» Provided records:
»»
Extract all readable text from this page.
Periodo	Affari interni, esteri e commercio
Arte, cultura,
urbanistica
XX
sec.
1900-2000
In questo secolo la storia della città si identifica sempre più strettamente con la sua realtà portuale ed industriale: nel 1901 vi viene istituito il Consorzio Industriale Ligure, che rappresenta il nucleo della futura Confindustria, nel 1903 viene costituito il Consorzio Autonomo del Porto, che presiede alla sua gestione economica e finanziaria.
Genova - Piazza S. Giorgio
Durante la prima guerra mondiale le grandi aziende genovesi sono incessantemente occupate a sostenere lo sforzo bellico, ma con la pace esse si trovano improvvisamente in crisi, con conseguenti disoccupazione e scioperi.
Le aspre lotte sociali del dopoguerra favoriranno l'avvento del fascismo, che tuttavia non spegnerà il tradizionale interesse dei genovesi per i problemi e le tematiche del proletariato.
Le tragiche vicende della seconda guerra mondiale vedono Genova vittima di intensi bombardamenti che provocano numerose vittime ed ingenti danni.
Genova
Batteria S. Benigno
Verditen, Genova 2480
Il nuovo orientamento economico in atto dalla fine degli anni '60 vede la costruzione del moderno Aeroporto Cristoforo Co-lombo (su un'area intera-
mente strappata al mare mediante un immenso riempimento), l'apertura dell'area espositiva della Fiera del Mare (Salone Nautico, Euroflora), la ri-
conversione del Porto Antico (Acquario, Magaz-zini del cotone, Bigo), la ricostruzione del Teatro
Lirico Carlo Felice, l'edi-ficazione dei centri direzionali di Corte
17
««
Repeat the data above exactly.

Extract all readable text from this page.
Periodo	Affari interni, esteri e commercio
Arte, cultura,
urbanistica
XX
sec.
1900-2000
In questo secolo la storia della città si identifica sempre più strettamente con la sua realtà portuale ed industriale: nel 1901 vi viene istituito il Consorzio Industriale Ligure, che rappresenta il nucleo della futura Confindustria, nel 1903 viene costituito il Consorzio Autonomo del Porto, che presiede alla sua gestione economica e finanziaria.
Genova - Piazza S. Giorgio
Durante la prima guerra mondiale le grandi aziende genovesi sono incessantemente occupate a sostenere lo sforzo bellico, ma con la pace esse si trovano improvvisamente in crisi, con conseguenti disoccupazione e scioperi.
Le aspre lotte sociali del dopoguerra favoriranno l'avvento del fascismo, che tuttavia non spegnerà il tradizionale interesse dei genovesi per i problemi e le tematiche del proletariato.
Le tragiche vicende della seconda guerra mondiale vedono Genova vittima di intensi bombardamenti che provocano numerose vittime ed ingenti danni.
Genova
Batteria S. Benigno
Verditen, Genova 2480
Il nuovo orientamento economico in atto dalla fine degli anni '60 vede la costruzione del moderno Aeroporto Cristoforo Co-lombo (su un'area intera-
mente strappata al mare mediante un immenso riempimento), l'apertura dell'area espositiva della Fiera del Mare (Salone Nautico, Euroflora), la ri-
conversione del Porto Antico (Acquario, Magaz-zini del cotone, Bigo), la ricostruzione del Teatro
Lirico Carlo Felice, l'edi-ficazione dei centri direzionali di Corte
17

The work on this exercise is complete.